> _Exercise instructions_
Your task is to repeat all of the material exactly.

> _Data records_
------------------------------------------------------------
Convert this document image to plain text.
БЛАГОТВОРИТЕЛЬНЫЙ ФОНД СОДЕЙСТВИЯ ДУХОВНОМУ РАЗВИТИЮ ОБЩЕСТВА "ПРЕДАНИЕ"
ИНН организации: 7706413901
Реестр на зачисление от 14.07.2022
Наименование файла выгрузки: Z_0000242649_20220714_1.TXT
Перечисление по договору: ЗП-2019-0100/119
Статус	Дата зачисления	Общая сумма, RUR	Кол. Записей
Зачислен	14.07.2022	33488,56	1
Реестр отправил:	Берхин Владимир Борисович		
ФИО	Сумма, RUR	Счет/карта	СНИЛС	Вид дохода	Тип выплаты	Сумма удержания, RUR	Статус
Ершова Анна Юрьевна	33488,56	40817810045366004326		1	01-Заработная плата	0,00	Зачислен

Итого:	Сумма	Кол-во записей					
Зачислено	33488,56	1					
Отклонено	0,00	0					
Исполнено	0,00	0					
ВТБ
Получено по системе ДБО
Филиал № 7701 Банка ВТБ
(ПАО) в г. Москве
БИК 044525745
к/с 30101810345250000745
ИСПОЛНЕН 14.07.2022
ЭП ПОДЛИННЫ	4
------------------------------------------------------------
> _Response to this exercise_
Convert this document image to plain text.
БЛАГОТВОРИТЕЛЬНЫЙ ФОНД СОДЕЙСТВИЯ ДУХОВНОМУ РАЗВИТИЮ ОБЩЕСТВА "ПРЕДАНИЕ"
ИНН организации: 7706413901
Реестр на зачисление от 14.07.2022
Наименование файла выгрузки: Z_0000242649_20220714_1.TXT
Перечисление по договору: ЗП-2019-0100/119
Статус	Дата зачисления	Общая сумма, RUR	Кол. Записей
Зачислен	14.07.2022	33488,56	1
Реестр отправил:	Берхин Владимир Борисович		
ФИО	Сумма, RUR	Счет/карта	СНИЛС	Вид дохода	Тип выплаты	Сумма удержания, RUR	Статус
Ершова Анна Юрьевна	33488,56	40817810045366004326		1	01-Заработная плата	0,00	Зачислен

Итого:	Сумма	Кол-во записей					
Зачислено	33488,56	1					
Отклонено	0,00	0					
Исполнено	0,00	0					
ВТБ
Получено по системе ДБО
Филиал № 7701 Банка ВТБ
(ПАО) в г. Москве
БИК 044525745
к/с 30101810345250000745
ИСПОЛНЕН 14.07.2022
ЭП ПОДЛИННЫ	4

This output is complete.